--- Begin Dataset ---

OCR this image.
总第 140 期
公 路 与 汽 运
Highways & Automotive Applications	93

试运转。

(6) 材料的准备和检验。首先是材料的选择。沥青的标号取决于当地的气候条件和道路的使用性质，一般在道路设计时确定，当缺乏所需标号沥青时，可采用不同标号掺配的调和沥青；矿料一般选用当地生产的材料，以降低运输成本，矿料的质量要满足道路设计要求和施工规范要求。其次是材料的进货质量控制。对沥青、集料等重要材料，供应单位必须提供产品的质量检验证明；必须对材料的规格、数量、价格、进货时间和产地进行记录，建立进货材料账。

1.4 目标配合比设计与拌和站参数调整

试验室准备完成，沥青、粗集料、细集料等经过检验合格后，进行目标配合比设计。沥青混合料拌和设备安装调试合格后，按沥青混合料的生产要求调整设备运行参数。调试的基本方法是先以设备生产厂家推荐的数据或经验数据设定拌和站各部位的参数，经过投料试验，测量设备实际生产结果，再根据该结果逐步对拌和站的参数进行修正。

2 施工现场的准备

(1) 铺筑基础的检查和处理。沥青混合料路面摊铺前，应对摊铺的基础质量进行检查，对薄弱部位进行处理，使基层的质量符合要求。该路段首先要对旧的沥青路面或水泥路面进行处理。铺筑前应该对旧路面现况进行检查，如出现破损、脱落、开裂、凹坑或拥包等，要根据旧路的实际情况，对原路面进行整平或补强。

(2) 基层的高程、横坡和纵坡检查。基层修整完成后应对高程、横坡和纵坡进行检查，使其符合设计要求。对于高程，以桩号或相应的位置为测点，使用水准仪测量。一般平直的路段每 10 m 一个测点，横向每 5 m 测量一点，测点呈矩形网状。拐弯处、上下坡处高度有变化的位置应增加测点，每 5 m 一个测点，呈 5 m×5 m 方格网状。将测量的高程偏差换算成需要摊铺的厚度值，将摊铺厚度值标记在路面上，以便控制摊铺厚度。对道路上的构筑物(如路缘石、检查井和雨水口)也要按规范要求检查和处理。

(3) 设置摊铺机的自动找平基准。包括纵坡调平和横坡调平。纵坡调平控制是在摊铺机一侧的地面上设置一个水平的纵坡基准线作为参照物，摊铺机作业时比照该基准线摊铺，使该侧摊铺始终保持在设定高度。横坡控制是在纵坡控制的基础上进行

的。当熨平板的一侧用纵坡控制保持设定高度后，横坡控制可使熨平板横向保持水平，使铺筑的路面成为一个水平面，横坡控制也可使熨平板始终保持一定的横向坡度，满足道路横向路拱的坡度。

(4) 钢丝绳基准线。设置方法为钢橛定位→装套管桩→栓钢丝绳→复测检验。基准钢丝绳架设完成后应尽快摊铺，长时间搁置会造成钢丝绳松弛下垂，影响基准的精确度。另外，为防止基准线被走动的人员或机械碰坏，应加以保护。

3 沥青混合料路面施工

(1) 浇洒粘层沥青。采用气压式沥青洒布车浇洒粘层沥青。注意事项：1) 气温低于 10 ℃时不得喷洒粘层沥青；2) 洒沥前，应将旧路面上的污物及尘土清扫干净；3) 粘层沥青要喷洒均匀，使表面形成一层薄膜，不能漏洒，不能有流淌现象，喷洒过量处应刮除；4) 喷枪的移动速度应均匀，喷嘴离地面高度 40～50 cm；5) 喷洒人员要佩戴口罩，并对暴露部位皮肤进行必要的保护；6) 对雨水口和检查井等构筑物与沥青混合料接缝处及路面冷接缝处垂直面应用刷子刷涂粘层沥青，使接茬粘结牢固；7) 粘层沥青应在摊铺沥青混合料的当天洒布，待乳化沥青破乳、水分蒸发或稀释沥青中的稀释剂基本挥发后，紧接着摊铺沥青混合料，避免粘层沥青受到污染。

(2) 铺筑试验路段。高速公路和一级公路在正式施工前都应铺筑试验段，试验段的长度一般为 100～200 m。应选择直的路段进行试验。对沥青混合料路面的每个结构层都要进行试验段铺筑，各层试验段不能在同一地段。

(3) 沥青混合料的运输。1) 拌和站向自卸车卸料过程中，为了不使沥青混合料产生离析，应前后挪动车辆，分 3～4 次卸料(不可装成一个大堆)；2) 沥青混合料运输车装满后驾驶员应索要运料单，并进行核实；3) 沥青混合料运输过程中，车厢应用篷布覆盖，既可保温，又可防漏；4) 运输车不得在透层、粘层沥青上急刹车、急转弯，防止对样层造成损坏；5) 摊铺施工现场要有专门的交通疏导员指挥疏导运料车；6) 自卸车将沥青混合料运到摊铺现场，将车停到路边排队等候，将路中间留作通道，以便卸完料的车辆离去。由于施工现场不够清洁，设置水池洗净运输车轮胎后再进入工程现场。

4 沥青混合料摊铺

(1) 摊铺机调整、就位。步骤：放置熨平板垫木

--- End Dataset ---

Retype the records that precede this task, keeping them exactly the same.

Final result ->
OCR this image.
总第 140 期
公 路 与 汽 运
Highways & Automotive Applications	93

试运转。

(6) 材料的准备和检验。首先是材料的选择。沥青的标号取决于当地的气候条件和道路的使用性质，一般在道路设计时确定，当缺乏所需标号沥青时，可采用不同标号掺配的调和沥青；矿料一般选用当地生产的材料，以降低运输成本，矿料的质量要满足道路设计要求和施工规范要求。其次是材料的进货质量控制。对沥青、集料等重要材料，供应单位必须提供产品的质量检验证明；必须对材料的规格、数量、价格、进货时间和产地进行记录，建立进货材料账。

1.4 目标配合比设计与拌和站参数调整

试验室准备完成，沥青、粗集料、细集料等经过检验合格后，进行目标配合比设计。沥青混合料拌和设备安装调试合格后，按沥青混合料的生产要求调整设备运行参数。调试的基本方法是先以设备生产厂家推荐的数据或经验数据设定拌和站各部位的参数，经过投料试验，测量设备实际生产结果，再根据该结果逐步对拌和站的参数进行修正。

2 施工现场的准备

(1) 铺筑基础的检查和处理。沥青混合料路面摊铺前，应对摊铺的基础质量进行检查，对薄弱部位进行处理，使基层的质量符合要求。该路段首先要对旧的沥青路面或水泥路面进行处理。铺筑前应该对旧路面现况进行检查，如出现破损、脱落、开裂、凹坑或拥包等，要根据旧路的实际情况，对原路面进行整平或补强。

(2) 基层的高程、横坡和纵坡检查。基层修整完成后应对高程、横坡和纵坡进行检查，使其符合设计要求。对于高程，以桩号或相应的位置为测点，使用水准仪测量。一般平直的路段每 10 m 一个测点，横向每 5 m 测量一点，测点呈矩形网状。拐弯处、上下坡处高度有变化的位置应增加测点，每 5 m 一个测点，呈 5 m×5 m 方格网状。将测量的高程偏差换算成需要摊铺的厚度值，将摊铺厚度值标记在路面上，以便控制摊铺厚度。对道路上的构筑物(如路缘石、检查井和雨水口)也要按规范要求检查和处理。

(3) 设置摊铺机的自动找平基准。包括纵坡调平和横坡调平。纵坡调平控制是在摊铺机一侧的地面上设置一个水平的纵坡基准线作为参照物，摊铺机作业时比照该基准线摊铺，使该侧摊铺始终保持在设定高度。横坡控制是在纵坡控制的基础上进行

的。当熨平板的一侧用纵坡控制保持设定高度后，横坡控制可使熨平板横向保持水平，使铺筑的路面成为一个水平面，横坡控制也可使熨平板始终保持一定的横向坡度，满足道路横向路拱的坡度。

(4) 钢丝绳基准线。设置方法为钢橛定位→装套管桩→栓钢丝绳→复测检验。基准钢丝绳架设完成后应尽快摊铺，长时间搁置会造成钢丝绳松弛下垂，影响基准的精确度。另外，为防止基准线被走动的人员或机械碰坏，应加以保护。

3 沥青混合料路面施工

(1) 浇洒粘层沥青。采用气压式沥青洒布车浇洒粘层沥青。注意事项：1) 气温低于 10 ℃时不得喷洒粘层沥青；2) 洒沥前，应将旧路面上的污物及尘土清扫干净；3) 粘层沥青要喷洒均匀，使表面形成一层薄膜，不能漏洒，不能有流淌现象，喷洒过量处应刮除；4) 喷枪的移动速度应均匀，喷嘴离地面高度 40～50 cm；5) 喷洒人员要佩戴口罩，并对暴露部位皮肤进行必要的保护；6) 对雨水口和检查井等构筑物与沥青混合料接缝处及路面冷接缝处垂直面应用刷子刷涂粘层沥青，使接茬粘结牢固；7) 粘层沥青应在摊铺沥青混合料的当天洒布，待乳化沥青破乳、水分蒸发或稀释沥青中的稀释剂基本挥发后，紧接着摊铺沥青混合料，避免粘层沥青受到污染。

(2) 铺筑试验路段。高速公路和一级公路在正式施工前都应铺筑试验段，试验段的长度一般为 100～200 m。应选择直的路段进行试验。对沥青混合料路面的每个结构层都要进行试验段铺筑，各层试验段不能在同一地段。

(3) 沥青混合料的运输。1) 拌和站向自卸车卸料过程中，为了不使沥青混合料产生离析，应前后挪动车辆，分 3～4 次卸料(不可装成一个大堆)；2) 沥青混合料运输车装满后驾驶员应索要运料单，并进行核实；3) 沥青混合料运输过程中，车厢应用篷布覆盖，既可保温，又可防漏；4) 运输车不得在透层、粘层沥青上急刹车、急转弯，防止对样层造成损坏；5) 摊铺施工现场要有专门的交通疏导员指挥疏导运料车；6) 自卸车将沥青混合料运到摊铺现场，将车停到路边排队等候，将路中间留作通道，以便卸完料的车辆离去。由于施工现场不够清洁，设置水池洗净运输车轮胎后再进入工程现场。

4 沥青混合料摊铺

(1) 摊铺机调整、就位。步骤：放置熨平板垫木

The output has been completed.